§ **PROBLEM DETAILS**
Copy out every line in which the string "text" occurs.
§
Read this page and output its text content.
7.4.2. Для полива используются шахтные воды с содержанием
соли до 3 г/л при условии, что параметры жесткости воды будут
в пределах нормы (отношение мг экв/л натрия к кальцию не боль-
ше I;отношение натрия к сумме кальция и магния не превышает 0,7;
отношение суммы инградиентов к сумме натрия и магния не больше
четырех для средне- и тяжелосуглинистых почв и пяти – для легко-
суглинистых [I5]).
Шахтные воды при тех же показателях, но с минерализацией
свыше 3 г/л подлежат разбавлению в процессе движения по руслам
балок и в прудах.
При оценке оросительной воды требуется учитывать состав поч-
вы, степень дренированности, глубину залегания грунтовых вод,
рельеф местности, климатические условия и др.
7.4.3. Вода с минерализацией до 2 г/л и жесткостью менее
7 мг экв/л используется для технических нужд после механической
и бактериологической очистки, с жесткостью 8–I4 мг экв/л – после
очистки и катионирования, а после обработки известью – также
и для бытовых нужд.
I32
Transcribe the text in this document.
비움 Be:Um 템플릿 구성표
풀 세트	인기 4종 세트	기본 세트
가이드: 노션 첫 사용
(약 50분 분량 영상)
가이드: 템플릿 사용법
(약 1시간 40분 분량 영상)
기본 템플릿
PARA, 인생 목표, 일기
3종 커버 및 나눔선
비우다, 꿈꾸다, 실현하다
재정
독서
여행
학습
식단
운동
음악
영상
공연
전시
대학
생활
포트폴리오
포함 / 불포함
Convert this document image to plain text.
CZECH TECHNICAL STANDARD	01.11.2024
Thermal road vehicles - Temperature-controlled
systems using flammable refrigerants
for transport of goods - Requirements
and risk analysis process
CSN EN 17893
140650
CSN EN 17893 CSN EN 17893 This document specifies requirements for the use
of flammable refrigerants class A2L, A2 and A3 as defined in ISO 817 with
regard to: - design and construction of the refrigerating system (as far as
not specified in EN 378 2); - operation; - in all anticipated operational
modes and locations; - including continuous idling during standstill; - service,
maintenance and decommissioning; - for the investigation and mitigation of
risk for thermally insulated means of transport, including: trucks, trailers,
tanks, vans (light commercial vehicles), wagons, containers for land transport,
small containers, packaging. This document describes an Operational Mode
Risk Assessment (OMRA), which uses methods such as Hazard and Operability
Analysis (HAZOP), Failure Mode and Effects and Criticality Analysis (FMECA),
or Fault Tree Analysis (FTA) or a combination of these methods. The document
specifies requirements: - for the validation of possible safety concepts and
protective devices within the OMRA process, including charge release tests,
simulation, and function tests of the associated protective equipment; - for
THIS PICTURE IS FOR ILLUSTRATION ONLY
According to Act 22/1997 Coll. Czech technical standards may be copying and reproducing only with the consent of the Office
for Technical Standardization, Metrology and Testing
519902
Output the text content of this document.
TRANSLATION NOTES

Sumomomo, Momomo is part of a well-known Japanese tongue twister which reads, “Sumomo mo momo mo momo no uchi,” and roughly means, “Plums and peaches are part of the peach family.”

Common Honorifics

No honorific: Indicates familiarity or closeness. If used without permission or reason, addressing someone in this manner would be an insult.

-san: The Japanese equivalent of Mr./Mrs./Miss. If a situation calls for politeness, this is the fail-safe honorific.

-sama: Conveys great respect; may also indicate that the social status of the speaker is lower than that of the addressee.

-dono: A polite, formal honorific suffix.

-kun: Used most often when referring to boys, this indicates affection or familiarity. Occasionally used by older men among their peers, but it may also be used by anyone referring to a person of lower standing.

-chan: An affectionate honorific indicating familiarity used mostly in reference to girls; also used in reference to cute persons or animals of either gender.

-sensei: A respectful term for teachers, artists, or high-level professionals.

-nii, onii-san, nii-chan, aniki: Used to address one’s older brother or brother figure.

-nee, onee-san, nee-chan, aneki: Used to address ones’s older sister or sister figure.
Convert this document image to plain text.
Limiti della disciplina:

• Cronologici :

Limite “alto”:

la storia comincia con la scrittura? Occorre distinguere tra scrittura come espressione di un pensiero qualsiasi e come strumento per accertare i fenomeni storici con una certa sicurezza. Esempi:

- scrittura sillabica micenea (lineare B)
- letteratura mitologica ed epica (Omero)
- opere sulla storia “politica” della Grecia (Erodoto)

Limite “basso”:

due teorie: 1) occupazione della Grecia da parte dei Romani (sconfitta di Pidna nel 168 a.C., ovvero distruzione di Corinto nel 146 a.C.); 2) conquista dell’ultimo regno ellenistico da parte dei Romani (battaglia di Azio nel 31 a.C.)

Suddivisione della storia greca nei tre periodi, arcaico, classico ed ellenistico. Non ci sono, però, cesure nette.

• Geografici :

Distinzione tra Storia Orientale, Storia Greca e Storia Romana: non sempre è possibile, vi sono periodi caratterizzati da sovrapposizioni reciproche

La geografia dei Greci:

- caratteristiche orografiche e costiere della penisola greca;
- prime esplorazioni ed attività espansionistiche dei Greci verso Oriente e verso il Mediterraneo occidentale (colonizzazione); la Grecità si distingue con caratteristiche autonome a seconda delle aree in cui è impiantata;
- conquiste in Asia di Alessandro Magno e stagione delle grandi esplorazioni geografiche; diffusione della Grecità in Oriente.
§
§ **ANSWER TO THE TASK**
Read this page and output its text content.
Transcribe the text in this document.
Convert this document image to plain text.
Output the text content of this document.
Convert this document image to plain text.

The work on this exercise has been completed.